═════ Raw records
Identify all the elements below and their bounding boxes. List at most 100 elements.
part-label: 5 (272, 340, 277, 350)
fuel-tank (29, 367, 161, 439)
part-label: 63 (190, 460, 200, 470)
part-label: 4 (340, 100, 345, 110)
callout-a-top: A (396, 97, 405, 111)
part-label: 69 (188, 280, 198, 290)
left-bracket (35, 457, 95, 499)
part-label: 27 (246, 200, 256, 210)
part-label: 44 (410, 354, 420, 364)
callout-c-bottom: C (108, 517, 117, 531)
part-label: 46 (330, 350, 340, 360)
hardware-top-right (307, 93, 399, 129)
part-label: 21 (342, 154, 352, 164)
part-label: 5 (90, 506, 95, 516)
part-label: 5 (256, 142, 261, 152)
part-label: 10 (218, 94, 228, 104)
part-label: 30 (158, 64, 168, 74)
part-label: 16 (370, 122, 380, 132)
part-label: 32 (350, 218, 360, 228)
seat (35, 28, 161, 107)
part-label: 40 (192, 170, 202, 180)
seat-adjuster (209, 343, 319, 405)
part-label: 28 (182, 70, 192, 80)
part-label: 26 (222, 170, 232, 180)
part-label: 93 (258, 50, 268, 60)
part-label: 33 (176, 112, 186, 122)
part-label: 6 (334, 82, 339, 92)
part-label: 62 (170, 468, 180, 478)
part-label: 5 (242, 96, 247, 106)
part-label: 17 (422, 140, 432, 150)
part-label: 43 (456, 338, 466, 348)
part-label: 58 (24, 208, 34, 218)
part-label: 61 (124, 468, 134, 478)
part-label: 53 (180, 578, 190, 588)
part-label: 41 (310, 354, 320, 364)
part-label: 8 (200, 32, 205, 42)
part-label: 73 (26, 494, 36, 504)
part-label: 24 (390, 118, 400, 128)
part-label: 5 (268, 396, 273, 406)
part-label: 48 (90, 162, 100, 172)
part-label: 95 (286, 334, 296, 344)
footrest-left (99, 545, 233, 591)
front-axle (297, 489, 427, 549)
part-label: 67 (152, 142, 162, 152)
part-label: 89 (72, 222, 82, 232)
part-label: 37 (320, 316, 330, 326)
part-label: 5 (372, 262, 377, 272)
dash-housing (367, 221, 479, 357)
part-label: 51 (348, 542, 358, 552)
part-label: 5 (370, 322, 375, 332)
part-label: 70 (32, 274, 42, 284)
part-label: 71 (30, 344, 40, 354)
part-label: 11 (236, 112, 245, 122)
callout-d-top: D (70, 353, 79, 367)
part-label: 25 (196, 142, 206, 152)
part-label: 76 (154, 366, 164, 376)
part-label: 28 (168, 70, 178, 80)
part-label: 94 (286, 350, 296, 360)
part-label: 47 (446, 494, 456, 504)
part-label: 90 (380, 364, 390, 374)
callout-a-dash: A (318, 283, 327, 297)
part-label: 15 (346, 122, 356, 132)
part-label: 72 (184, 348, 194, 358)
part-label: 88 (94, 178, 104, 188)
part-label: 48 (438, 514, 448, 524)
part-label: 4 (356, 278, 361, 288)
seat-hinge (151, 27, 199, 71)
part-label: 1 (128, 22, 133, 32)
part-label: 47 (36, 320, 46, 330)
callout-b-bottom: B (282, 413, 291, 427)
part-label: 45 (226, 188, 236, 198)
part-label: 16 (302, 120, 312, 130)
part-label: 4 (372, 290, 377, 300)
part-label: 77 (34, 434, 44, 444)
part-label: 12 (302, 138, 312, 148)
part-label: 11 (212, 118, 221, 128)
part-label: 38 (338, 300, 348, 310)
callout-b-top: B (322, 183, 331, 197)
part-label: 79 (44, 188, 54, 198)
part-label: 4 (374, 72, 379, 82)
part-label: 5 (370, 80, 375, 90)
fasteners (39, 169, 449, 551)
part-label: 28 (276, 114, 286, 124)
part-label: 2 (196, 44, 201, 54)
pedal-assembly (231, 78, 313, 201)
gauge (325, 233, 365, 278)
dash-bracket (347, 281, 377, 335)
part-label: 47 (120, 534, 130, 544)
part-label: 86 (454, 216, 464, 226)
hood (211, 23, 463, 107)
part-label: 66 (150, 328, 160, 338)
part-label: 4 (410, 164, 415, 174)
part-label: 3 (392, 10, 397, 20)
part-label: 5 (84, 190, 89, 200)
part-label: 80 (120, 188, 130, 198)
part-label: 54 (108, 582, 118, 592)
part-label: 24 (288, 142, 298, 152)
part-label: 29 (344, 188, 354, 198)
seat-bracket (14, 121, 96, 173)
══════════
- **To be done**: Copy every row above word for word, with each line kept exactly as it appears.

- **Correct result**:
Identify all the elements below and their bounding boxes. List at most 100 elements.
part-label: 5 (272, 340, 277, 350)
fuel-tank (29, 367, 161, 439)
part-label: 63 (190, 460, 200, 470)
part-label: 4 (340, 100, 345, 110)
callout-a-top: A (396, 97, 405, 111)
part-label: 69 (188, 280, 198, 290)
left-bracket (35, 457, 95, 499)
part-label: 27 (246, 200, 256, 210)
part-label: 44 (410, 354, 420, 364)
callout-c-bottom: C (108, 517, 117, 531)
part-label: 46 (330, 350, 340, 360)
hardware-top-right (307, 93, 399, 129)
part-label: 21 (342, 154, 352, 164)
part-label: 5 (90, 506, 95, 516)
part-label: 5 (256, 142, 261, 152)
part-label: 10 (218, 94, 228, 104)
part-label: 30 (158, 64, 168, 74)
part-label: 16 (370, 122, 380, 132)
part-label: 32 (350, 218, 360, 228)
seat (35, 28, 161, 107)
part-label: 40 (192, 170, 202, 180)
seat-adjuster (209, 343, 319, 405)
part-label: 28 (182, 70, 192, 80)
part-label: 26 (222, 170, 232, 180)
part-label: 93 (258, 50, 268, 60)
part-label: 33 (176, 112, 186, 122)
part-label: 6 (334, 82, 339, 92)
part-label: 62 (170, 468, 180, 478)
part-label: 5 (242, 96, 247, 106)
part-label: 17 (422, 140, 432, 150)
part-label: 43 (456, 338, 466, 348)
part-label: 58 (24, 208, 34, 218)
part-label: 61 (124, 468, 134, 478)
part-label: 53 (180, 578, 190, 588)
part-label: 41 (310, 354, 320, 364)
part-label: 8 (200, 32, 205, 42)
part-label: 73 (26, 494, 36, 504)
part-label: 24 (390, 118, 400, 128)
part-label: 5 (268, 396, 273, 406)
part-label: 48 (90, 162, 100, 172)
part-label: 95 (286, 334, 296, 344)
footrest-left (99, 545, 233, 591)
front-axle (297, 489, 427, 549)
part-label: 67 (152, 142, 162, 152)
part-label: 89 (72, 222, 82, 232)
part-label: 37 (320, 316, 330, 326)
part-label: 5 (372, 262, 377, 272)
dash-housing (367, 221, 479, 357)
part-label: 51 (348, 542, 358, 552)
part-label: 5 (370, 322, 375, 332)
part-label: 70 (32, 274, 42, 284)
part-label: 71 (30, 344, 40, 354)
part-label: 11 (236, 112, 245, 122)
callout-d-top: D (70, 353, 79, 367)
part-label: 25 (196, 142, 206, 152)
part-label: 76 (154, 366, 164, 376)
part-label: 28 (168, 70, 178, 80)
part-label: 94 (286, 350, 296, 360)
part-label: 47 (446, 494, 456, 504)
part-label: 90 (380, 364, 390, 374)
callout-a-dash: A (318, 283, 327, 297)
part-label: 15 (346, 122, 356, 132)
part-label: 72 (184, 348, 194, 358)
part-label: 88 (94, 178, 104, 188)
part-label: 48 (438, 514, 448, 524)
part-label: 4 (356, 278, 361, 288)
seat-hinge (151, 27, 199, 71)
part-label: 1 (128, 22, 133, 32)
part-label: 47 (36, 320, 46, 330)
callout-b-bottom: B (282, 413, 291, 427)
part-label: 45 (226, 188, 236, 198)
part-label: 16 (302, 120, 312, 130)
part-label: 4 (372, 290, 377, 300)
part-label: 77 (34, 434, 44, 444)
part-label: 12 (302, 138, 312, 148)
part-label: 11 (212, 118, 221, 128)
part-label: 38 (338, 300, 348, 310)
callout-b-top: B (322, 183, 331, 197)
part-label: 79 (44, 188, 54, 198)
part-label: 4 (374, 72, 379, 82)
part-label: 5 (370, 80, 375, 90)
fasteners (39, 169, 449, 551)
part-label: 28 (276, 114, 286, 124)
part-label: 2 (196, 44, 201, 54)
pedal-assembly (231, 78, 313, 201)
gauge (325, 233, 365, 278)
dash-bracket (347, 281, 377, 335)
part-label: 47 (120, 534, 130, 544)
part-label: 86 (454, 216, 464, 226)
hood (211, 23, 463, 107)
part-label: 66 (150, 328, 160, 338)
part-label: 4 (410, 164, 415, 174)
part-label: 3 (392, 10, 397, 20)
part-label: 5 (84, 190, 89, 200)
part-label: 80 (120, 188, 130, 198)
part-label: 54 (108, 582, 118, 592)
part-label: 24 (288, 142, 298, 152)
part-label: 29 (344, 188, 354, 198)
seat-bracket (14, 121, 96, 173)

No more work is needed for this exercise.